Aim of the task: Write out the full set of records exactly. Any pictures in them do not belong in the copy.

Recorded data:
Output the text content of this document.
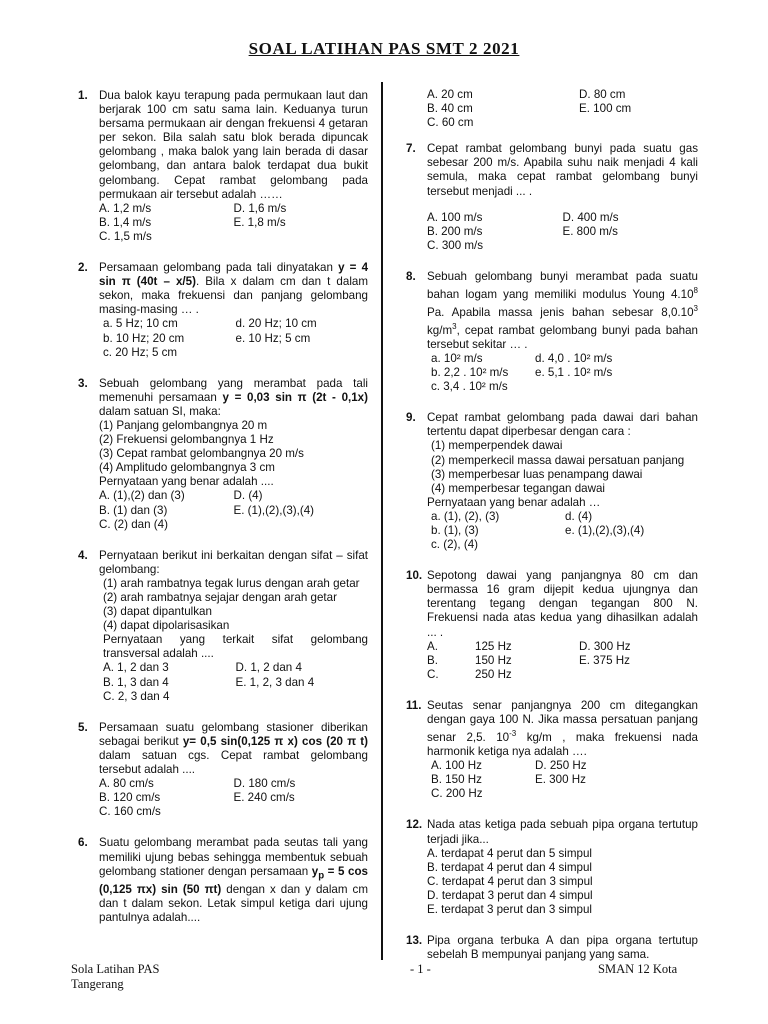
SOAL LATIHAN PAS SMT 2 2021
1. Dua balok kayu terapung pada permukaan laut dan berjarak 100 cm satu sama lain. Keduanya turun bersama permukaan air dengan frekuensi 4 getaran per sekon. Bila salah satu blok berada dipuncak gelombang , maka balok yang lain berada di dasar gelombang, dan antara balok terdapat dua bukit gelombang. Cepat rambat gelombang pada permukaan air tersebut adalah ……
A. 1,2 m/s	D. 1,6 m/s
B. 1,4 m/s	E. 1,8 m/s
C. 1,5 m/s
2. Persamaan gelombang pada tali dinyatakan y = 4 sin π (40t – x/5). Bila x dalam cm dan t dalam sekon, maka frekuensi dan panjang gelombang masing-masing … .
a. 5 Hz; 10 cm	d. 20 Hz; 10 cm
b. 10 Hz; 20 cm	e. 10 Hz; 5 cm
c. 20 Hz; 5 cm
3. Sebuah gelombang yang merambat pada tali memenuhi persamaan y = 0,03 sin π (2t - 0,1x) dalam satuan SI, maka:
(1) Panjang gelombangnya 20 m
(2) Frekuensi gelombangnya 1 Hz
(3) Cepat rambat gelombangnya 20 m/s
(4) Amplitudo gelombangnya 3 cm
Pernyataan yang benar adalah ....
A. (1),(2) dan (3)	D. (4)
B. (1) dan (3)	E. (1),(2),(3),(4)
C. (2) dan (4)
4. Pernyataan berikut ini berkaitan dengan sifat – sifat gelombang:
(1) arah rambatnya tegak lurus dengan arah getar
(2) arah rambatnya sejajar dengan arah getar
(3) dapat dipantulkan
(4) dapat dipolarisasikan
Pernyataan yang terkait sifat gelombang transversal adalah ....
A. 1, 2 dan 3	D. 1, 2 dan 4
B. 1, 3 dan 4	E. 1, 2, 3 dan 4
C. 2, 3 dan 4
5. Persamaan suatu gelombang stasioner diberikan sebagai berikut y= 0,5 sin(0,125 π x) cos (20 π t) dalam satuan cgs. Cepat rambat gelombang tersebut adalah ....
A. 80 cm/s	D. 180 cm/s
B. 120 cm/s	E. 240 cm/s
C. 160 cm/s
6. Suatu gelombang merambat pada seutas tali yang memiliki ujung bebas sehingga membentuk sebuah gelombang stationer dengan persamaan $y_p = 5$ cos (0,125 πx) sin (50 πt) dengan x dan y dalam cm dan t dalam sekon. Letak simpul ketiga dari ujung pantulnya adalah....
A. 20 cm	D. 80 cm
B. 40 cm	E. 100 cm
C. 60 cm
7. Cepat rambat gelombang bunyi pada suatu gas sebesar 200 m/s. Apabila suhu naik menjadi 4 kali semula, maka cepat rambat gelombang bunyi tersebut menjadi ... .
A. 100 m/s	D. 400 m/s
B. 200 m/s	E. 800 m/s
C. 300 m/s
8. Sebuah gelombang bunyi merambat pada suatu bahan logam yang memiliki modulus Young 4.10$^8$ Pa. Apabila massa jenis bahan sebesar 8,0.10$^3$ $kg/m^3$, cepat rambat gelombang bunyi pada bahan tersebut sekitar … .
a. 10² m/s	d. 4,0 . 10² m/s
b. 2,2 . 10² m/s	e. 5,1 . 10² m/s
c. 3,4 . 10² m/s
9. Cepat rambat gelombang pada dawai dari bahan tertentu dapat diperbesar dengan cara :
(1) memperpendek dawai
(2) memperkecil massa dawai persatuan panjang
(3) memperbesar luas penampang dawai
(4) memperbesar tegangan dawai
Pernyataan yang benar adalah …
a. (1), (2), (3)	d. (4)
b. (1), (3)	e. (1),(2),(3),(4)
c. (2), (4)
10. Sepotong dawai yang panjangnya 80 cm dan bermassa 16 gram dijepit kedua ujungnya dan terentang tegang dengan tegangan 800 N. Frekuensi nada atas kedua yang dihasilkan adalah ... .
A.	125 Hz	D. 300 Hz
B.	150 Hz	E. 375 Hz
C.	250 Hz
11. Seutas senar panjangnya 200 cm ditegangkan dengan gaya 100 N. Jika massa persatuan panjang senar 2,5. $10^{-3}$ kg/m , maka frekuensi nada harmonik ketiga nya adalah ….
A. 100 Hz	D. 250 Hz
B. 150 Hz	E. 300 Hz
C. 200 Hz
12. Nada atas ketiga pada sebuah pipa organa tertutup terjadi jika...
A. terdapat 4 perut dan 5 simpul
B. terdapat 4 perut dan 4 simpul
C. terdapat 4 perut dan 3 simpul
D. terdapat 3 perut dan 4 simpul
E. terdapat 3 perut dan 3 simpul
13. Pipa organa terbuka A dan pipa organa tertutup sebelah B mempunyai panjang yang sama.
Sola Latihan PAS Tangerang
- 1 -	SMAN 12 Kota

Correct response:
Output the text content of this document.
SOAL LATIHAN PAS SMT 2 2021
1. Dua balok kayu terapung pada permukaan laut dan berjarak 100 cm satu sama lain. Keduanya turun bersama permukaan air dengan frekuensi 4 getaran per sekon. Bila salah satu blok berada dipuncak gelombang , maka balok yang lain berada di dasar gelombang, dan antara balok terdapat dua bukit gelombang. Cepat rambat gelombang pada permukaan air tersebut adalah ……
A. 1,2 m/s	D. 1,6 m/s
B. 1,4 m/s	E. 1,8 m/s
C. 1,5 m/s
2. Persamaan gelombang pada tali dinyatakan y = 4 sin π (40t – x/5). Bila x dalam cm dan t dalam sekon, maka frekuensi dan panjang gelombang masing-masing … .
a. 5 Hz; 10 cm	d. 20 Hz; 10 cm
b. 10 Hz; 20 cm	e. 10 Hz; 5 cm
c. 20 Hz; 5 cm
3. Sebuah gelombang yang merambat pada tali memenuhi persamaan y = 0,03 sin π (2t - 0,1x) dalam satuan SI, maka:
(1) Panjang gelombangnya 20 m
(2) Frekuensi gelombangnya 1 Hz
(3) Cepat rambat gelombangnya 20 m/s
(4) Amplitudo gelombangnya 3 cm
Pernyataan yang benar adalah ....
A. (1),(2) dan (3)	D. (4)
B. (1) dan (3)	E. (1),(2),(3),(4)
C. (2) dan (4)
4. Pernyataan berikut ini berkaitan dengan sifat – sifat gelombang:
(1) arah rambatnya tegak lurus dengan arah getar
(2) arah rambatnya sejajar dengan arah getar
(3) dapat dipantulkan
(4) dapat dipolarisasikan
Pernyataan yang terkait sifat gelombang transversal adalah ....
A. 1, 2 dan 3	D. 1, 2 dan 4
B. 1, 3 dan 4	E. 1, 2, 3 dan 4
C. 2, 3 dan 4
5. Persamaan suatu gelombang stasioner diberikan sebagai berikut y= 0,5 sin(0,125 π x) cos (20 π t) dalam satuan cgs. Cepat rambat gelombang tersebut adalah ....
A. 80 cm/s	D. 180 cm/s
B. 120 cm/s	E. 240 cm/s
C. 160 cm/s
6. Suatu gelombang merambat pada seutas tali yang memiliki ujung bebas sehingga membentuk sebuah gelombang stationer dengan persamaan $y_p = 5$ cos (0,125 πx) sin (50 πt) dengan x dan y dalam cm dan t dalam sekon. Letak simpul ketiga dari ujung pantulnya adalah....
A. 20 cm	D. 80 cm
B. 40 cm	E. 100 cm
C. 60 cm
7. Cepat rambat gelombang bunyi pada suatu gas sebesar 200 m/s. Apabila suhu naik menjadi 4 kali semula, maka cepat rambat gelombang bunyi tersebut menjadi ... .
A. 100 m/s	D. 400 m/s
B. 200 m/s	E. 800 m/s
C. 300 m/s
8. Sebuah gelombang bunyi merambat pada suatu bahan logam yang memiliki modulus Young 4.10$^8$ Pa. Apabila massa jenis bahan sebesar 8,0.10$^3$ $kg/m^3$, cepat rambat gelombang bunyi pada bahan tersebut sekitar … .
a. 10² m/s	d. 4,0 . 10² m/s
b. 2,2 . 10² m/s	e. 5,1 . 10² m/s
c. 3,4 . 10² m/s
9. Cepat rambat gelombang pada dawai dari bahan tertentu dapat diperbesar dengan cara :
(1) memperpendek dawai
(2) memperkecil massa dawai persatuan panjang
(3) memperbesar luas penampang dawai
(4) memperbesar tegangan dawai
Pernyataan yang benar adalah …
a. (1), (2), (3)	d. (4)
b. (1), (3)	e. (1),(2),(3),(4)
c. (2), (4)
10. Sepotong dawai yang panjangnya 80 cm dan bermassa 16 gram dijepit kedua ujungnya dan terentang tegang dengan tegangan 800 N. Frekuensi nada atas kedua yang dihasilkan adalah ... .
A.	125 Hz	D. 300 Hz
B.	150 Hz	E. 375 Hz
C.	250 Hz
11. Seutas senar panjangnya 200 cm ditegangkan dengan gaya 100 N. Jika massa persatuan panjang senar 2,5. $10^{-3}$ kg/m , maka frekuensi nada harmonik ketiga nya adalah ….
A. 100 Hz	D. 250 Hz
B. 150 Hz	E. 300 Hz
C. 200 Hz
12. Nada atas ketiga pada sebuah pipa organa tertutup terjadi jika...
A. terdapat 4 perut dan 5 simpul
B. terdapat 4 perut dan 4 simpul
C. terdapat 4 perut dan 3 simpul
D. terdapat 3 perut dan 4 simpul
E. terdapat 3 perut dan 3 simpul
13. Pipa organa terbuka A dan pipa organa tertutup sebelah B mempunyai panjang yang sama.
Sola Latihan PAS Tangerang
- 1 -	SMAN 12 Kota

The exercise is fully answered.